:: Written task ::
Look below. Copy each line that has "rows" in it.
[START OF Task data]
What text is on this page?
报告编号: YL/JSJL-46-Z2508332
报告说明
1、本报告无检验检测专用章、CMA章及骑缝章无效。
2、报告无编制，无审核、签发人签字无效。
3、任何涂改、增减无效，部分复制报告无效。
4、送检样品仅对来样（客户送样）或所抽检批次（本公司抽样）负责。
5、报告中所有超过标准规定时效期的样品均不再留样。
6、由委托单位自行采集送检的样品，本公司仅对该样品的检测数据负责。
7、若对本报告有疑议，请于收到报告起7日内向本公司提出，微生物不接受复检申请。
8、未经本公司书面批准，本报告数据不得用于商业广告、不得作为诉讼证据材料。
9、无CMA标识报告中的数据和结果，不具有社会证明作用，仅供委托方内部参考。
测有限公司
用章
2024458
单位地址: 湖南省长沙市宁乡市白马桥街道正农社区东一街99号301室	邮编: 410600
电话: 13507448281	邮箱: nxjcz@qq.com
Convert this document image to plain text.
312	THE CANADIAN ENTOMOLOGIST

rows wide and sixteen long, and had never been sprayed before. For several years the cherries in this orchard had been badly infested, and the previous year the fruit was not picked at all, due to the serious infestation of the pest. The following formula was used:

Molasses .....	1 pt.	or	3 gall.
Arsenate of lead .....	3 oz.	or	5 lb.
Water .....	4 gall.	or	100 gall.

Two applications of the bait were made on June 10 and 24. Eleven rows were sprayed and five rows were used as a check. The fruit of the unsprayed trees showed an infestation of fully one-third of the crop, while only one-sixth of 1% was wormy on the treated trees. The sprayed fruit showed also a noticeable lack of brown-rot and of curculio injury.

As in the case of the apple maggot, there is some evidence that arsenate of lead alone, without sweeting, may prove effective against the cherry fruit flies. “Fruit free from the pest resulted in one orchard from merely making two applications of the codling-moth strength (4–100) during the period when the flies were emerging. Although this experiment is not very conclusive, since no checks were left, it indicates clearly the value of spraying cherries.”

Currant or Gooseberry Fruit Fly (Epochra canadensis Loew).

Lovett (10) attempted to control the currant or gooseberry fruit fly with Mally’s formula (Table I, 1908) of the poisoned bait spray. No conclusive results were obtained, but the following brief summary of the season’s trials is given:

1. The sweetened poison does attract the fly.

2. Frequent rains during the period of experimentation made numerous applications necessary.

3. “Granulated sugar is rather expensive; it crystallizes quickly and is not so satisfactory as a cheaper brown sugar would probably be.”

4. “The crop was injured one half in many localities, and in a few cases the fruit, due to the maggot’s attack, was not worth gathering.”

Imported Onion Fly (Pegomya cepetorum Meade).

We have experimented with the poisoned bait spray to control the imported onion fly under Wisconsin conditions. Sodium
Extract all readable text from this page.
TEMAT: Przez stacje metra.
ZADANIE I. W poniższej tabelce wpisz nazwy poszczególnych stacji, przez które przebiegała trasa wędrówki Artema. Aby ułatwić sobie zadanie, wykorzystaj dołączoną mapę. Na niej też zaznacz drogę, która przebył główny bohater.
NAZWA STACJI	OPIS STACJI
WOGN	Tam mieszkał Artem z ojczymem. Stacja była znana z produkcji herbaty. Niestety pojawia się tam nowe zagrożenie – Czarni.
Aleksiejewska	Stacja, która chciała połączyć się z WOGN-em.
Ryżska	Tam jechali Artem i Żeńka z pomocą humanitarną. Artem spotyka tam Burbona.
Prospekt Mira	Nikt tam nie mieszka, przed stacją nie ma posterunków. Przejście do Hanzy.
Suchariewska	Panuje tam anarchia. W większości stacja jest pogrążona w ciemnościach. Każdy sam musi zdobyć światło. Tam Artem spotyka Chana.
[END OF Task data]
:: Worked answer ::
rows wide and sixteen long, and had never been sprayed before. For several years the cherries in this orchard had been badly infested, and the previous year the fruit was not picked at all, due to the serious infestation of the pest. The following formula was used:
Two applications of the bait were made on June 10 and 24. Eleven rows were sprayed and five rows were used as a check. The fruit of the unsprayed trees showed an infestation of fully one-third of the crop, while only one-sixth of 1% was wormy on the treated trees. The sprayed fruit showed also a noticeable lack of brown-rot and of curculio injury.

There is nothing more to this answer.